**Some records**

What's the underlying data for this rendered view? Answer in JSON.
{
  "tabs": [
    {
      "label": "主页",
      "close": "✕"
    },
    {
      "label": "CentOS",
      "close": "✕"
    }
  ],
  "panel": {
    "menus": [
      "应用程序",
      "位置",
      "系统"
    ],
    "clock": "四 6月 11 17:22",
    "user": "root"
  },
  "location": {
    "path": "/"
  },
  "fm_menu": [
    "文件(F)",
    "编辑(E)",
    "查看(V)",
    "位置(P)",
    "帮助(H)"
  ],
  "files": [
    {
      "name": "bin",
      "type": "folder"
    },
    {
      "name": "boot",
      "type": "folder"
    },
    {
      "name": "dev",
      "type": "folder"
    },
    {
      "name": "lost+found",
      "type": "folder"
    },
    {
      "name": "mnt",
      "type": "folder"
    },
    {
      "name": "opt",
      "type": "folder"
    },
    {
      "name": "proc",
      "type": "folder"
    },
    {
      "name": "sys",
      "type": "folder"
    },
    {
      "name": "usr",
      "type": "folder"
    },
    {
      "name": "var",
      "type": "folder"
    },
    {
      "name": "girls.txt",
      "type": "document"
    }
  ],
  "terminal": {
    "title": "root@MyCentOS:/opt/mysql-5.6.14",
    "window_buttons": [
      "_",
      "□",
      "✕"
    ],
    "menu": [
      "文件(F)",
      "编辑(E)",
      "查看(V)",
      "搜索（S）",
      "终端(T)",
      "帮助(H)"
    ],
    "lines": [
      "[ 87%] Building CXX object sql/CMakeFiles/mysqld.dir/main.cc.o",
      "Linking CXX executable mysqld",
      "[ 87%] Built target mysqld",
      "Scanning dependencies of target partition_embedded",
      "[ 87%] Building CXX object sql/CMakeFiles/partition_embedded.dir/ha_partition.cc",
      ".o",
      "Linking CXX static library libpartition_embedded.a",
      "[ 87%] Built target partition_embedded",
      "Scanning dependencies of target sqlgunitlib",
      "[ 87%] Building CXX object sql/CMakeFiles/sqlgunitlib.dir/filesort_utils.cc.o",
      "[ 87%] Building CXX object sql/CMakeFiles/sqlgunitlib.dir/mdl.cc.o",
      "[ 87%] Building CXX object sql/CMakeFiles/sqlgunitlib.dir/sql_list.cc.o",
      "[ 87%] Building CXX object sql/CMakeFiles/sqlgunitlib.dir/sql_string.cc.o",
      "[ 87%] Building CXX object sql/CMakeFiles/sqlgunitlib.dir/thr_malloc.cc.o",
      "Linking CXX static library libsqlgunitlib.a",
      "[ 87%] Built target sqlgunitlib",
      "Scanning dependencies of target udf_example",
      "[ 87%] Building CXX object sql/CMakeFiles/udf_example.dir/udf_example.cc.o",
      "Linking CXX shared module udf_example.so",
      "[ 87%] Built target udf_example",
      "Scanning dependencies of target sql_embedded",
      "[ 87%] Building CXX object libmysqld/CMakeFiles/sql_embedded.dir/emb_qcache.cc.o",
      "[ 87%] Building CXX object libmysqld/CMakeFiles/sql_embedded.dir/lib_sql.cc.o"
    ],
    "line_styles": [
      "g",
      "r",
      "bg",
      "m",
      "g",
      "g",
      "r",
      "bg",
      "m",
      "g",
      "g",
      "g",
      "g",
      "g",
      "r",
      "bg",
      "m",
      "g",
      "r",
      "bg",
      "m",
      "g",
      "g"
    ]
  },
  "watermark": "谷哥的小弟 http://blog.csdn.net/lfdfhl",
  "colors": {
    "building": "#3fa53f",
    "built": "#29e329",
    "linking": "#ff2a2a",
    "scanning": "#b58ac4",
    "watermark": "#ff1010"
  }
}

**Directions for this task**
Print every record exactly as it was given.

**Task answer**
What's the underlying data for this rendered view? Answer in JSON.
{
  "tabs": [
    {
      "label": "主页",
      "close": "✕"
    },
    {
      "label": "CentOS",
      "close": "✕"
    }
  ],
  "panel": {
    "menus": [
      "应用程序",
      "位置",
      "系统"
    ],
    "clock": "四 6月 11 17:22",
    "user": "root"
  },
  "location": {
    "path": "/"
  },
  "fm_menu": [
    "文件(F)",
    "编辑(E)",
    "查看(V)",
    "位置(P)",
    "帮助(H)"
  ],
  "files": [
    {
      "name": "bin",
      "type": "folder"
    },
    {
      "name": "boot",
      "type": "folder"
    },
    {
      "name": "dev",
      "type": "folder"
    },
    {
      "name": "lost+found",
      "type": "folder"
    },
    {
      "name": "mnt",
      "type": "folder"
    },
    {
      "name": "opt",
      "type": "folder"
    },
    {
      "name": "proc",
      "type": "folder"
    },
    {
      "name": "sys",
      "type": "folder"
    },
    {
      "name": "usr",
      "type": "folder"
    },
    {
      "name": "var",
      "type": "folder"
    },
    {
      "name": "girls.txt",
      "type": "document"
    }
  ],
  "terminal": {
    "title": "root@MyCentOS:/opt/mysql-5.6.14",
    "window_buttons": [
      "_",
      "□",
      "✕"
    ],
    "menu": [
      "文件(F)",
      "编辑(E)",
      "查看(V)",
      "搜索（S）",
      "终端(T)",
      "帮助(H)"
    ],
    "lines": [
      "[ 87%] Building CXX object sql/CMakeFiles/mysqld.dir/main.cc.o",
      "Linking CXX executable mysqld",
      "[ 87%] Built target mysqld",
      "Scanning dependencies of target partition_embedded",
      "[ 87%] Building CXX object sql/CMakeFiles/partition_embedded.dir/ha_partition.cc",
      ".o",
      "Linking CXX static library libpartition_embedded.a",
      "[ 87%] Built target partition_embedded",
      "Scanning dependencies of target sqlgunitlib",
      "[ 87%] Building CXX object sql/CMakeFiles/sqlgunitlib.dir/filesort_utils.cc.o",
      "[ 87%] Building CXX object sql/CMakeFiles/sqlgunitlib.dir/mdl.cc.o",
      "[ 87%] Building CXX object sql/CMakeFiles/sqlgunitlib.dir/sql_list.cc.o",
      "[ 87%] Building CXX object sql/CMakeFiles/sqlgunitlib.dir/sql_string.cc.o",
      "[ 87%] Building CXX object sql/CMakeFiles/sqlgunitlib.dir/thr_malloc.cc.o",
      "Linking CXX static library libsqlgunitlib.a",
      "[ 87%] Built target sqlgunitlib",
      "Scanning dependencies of target udf_example",
      "[ 87%] Building CXX object sql/CMakeFiles/udf_example.dir/udf_example.cc.o",
      "Linking CXX shared module udf_example.so",
      "[ 87%] Built target udf_example",
      "Scanning dependencies of target sql_embedded",
      "[ 87%] Building CXX object libmysqld/CMakeFiles/sql_embedded.dir/emb_qcache.cc.o",
      "[ 87%] Building CXX object libmysqld/CMakeFiles/sql_embedded.dir/lib_sql.cc.o"
    ],
    "line_styles": [
      "g",
      "r",
      "bg",
      "m",
      "g",
      "g",
      "r",
      "bg",
      "m",
      "g",
      "g",
      "g",
      "g",
      "g",
      "r",
      "bg",
      "m",
      "g",
      "r",
      "bg",
      "m",
      "g",
      "g"
    ]
  },
  "watermark": "谷哥的小弟 http://blog.csdn.net/lfdfhl",
  "colors": {
    "building": "#3fa53f",
    "built": "#29e329",
    "linking": "#ff2a2a",
    "scanning": "#b58ac4",
    "watermark": "#ff1010"
  }
}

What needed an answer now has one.